### INPUT FOR THIS TASK
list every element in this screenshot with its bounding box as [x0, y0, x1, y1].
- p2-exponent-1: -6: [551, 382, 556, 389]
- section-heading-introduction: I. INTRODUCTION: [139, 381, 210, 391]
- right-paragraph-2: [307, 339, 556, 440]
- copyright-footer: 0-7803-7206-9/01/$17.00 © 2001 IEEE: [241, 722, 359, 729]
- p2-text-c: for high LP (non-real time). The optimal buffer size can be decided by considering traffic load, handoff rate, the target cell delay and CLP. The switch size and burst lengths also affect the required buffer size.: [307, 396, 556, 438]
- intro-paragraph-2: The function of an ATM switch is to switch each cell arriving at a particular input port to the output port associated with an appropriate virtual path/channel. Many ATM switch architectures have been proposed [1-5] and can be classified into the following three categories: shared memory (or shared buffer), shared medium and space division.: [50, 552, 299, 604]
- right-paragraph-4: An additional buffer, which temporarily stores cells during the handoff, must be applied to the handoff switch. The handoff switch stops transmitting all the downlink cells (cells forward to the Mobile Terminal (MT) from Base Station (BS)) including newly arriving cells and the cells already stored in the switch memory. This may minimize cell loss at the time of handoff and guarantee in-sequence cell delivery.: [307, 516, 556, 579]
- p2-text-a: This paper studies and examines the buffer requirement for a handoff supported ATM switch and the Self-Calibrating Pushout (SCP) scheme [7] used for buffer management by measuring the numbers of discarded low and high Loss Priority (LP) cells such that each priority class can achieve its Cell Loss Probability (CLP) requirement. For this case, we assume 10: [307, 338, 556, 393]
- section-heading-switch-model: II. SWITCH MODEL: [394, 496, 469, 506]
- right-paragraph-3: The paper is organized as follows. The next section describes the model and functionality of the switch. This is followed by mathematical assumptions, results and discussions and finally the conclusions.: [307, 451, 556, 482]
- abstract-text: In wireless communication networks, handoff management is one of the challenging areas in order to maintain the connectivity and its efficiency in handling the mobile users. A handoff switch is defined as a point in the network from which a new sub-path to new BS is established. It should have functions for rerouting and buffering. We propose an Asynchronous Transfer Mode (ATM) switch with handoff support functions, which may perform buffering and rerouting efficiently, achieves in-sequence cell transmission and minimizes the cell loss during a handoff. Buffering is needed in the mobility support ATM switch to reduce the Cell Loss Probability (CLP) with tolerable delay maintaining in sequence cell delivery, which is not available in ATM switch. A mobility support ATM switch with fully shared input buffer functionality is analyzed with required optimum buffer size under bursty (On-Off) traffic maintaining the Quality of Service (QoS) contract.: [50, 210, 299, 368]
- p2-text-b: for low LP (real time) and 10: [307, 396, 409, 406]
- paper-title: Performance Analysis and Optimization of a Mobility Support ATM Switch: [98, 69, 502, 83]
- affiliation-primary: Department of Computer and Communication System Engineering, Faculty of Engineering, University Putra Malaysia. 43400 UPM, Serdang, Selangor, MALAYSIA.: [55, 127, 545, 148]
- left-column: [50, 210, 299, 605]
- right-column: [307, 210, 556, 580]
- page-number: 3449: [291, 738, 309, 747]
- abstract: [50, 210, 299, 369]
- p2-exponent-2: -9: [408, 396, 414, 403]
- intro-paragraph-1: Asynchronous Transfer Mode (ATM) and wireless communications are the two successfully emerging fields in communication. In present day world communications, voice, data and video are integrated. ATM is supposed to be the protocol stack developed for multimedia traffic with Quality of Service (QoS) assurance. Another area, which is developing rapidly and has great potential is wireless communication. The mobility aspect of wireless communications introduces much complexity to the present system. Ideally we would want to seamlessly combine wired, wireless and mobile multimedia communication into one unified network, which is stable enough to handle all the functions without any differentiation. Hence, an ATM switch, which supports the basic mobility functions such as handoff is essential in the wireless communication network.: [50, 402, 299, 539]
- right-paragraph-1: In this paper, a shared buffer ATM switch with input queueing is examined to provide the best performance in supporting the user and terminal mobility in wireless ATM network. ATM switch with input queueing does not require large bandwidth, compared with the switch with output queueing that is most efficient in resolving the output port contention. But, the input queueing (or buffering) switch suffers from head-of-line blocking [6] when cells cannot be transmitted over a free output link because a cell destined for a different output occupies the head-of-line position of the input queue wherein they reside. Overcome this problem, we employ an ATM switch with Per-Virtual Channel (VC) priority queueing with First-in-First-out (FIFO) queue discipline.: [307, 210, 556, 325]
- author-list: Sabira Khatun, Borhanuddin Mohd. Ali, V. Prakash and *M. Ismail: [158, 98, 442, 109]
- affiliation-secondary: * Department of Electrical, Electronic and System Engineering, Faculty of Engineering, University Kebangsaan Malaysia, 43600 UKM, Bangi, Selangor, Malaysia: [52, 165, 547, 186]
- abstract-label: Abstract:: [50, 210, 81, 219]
######
* _PROBLEM DETAILS_: If a line in the records above holds the string "column", copy it out.

* _SOLUTION FOR THIS PROBLEM_:
- left-column: [50, 210, 299, 605]
- right-column: [307, 210, 556, 580]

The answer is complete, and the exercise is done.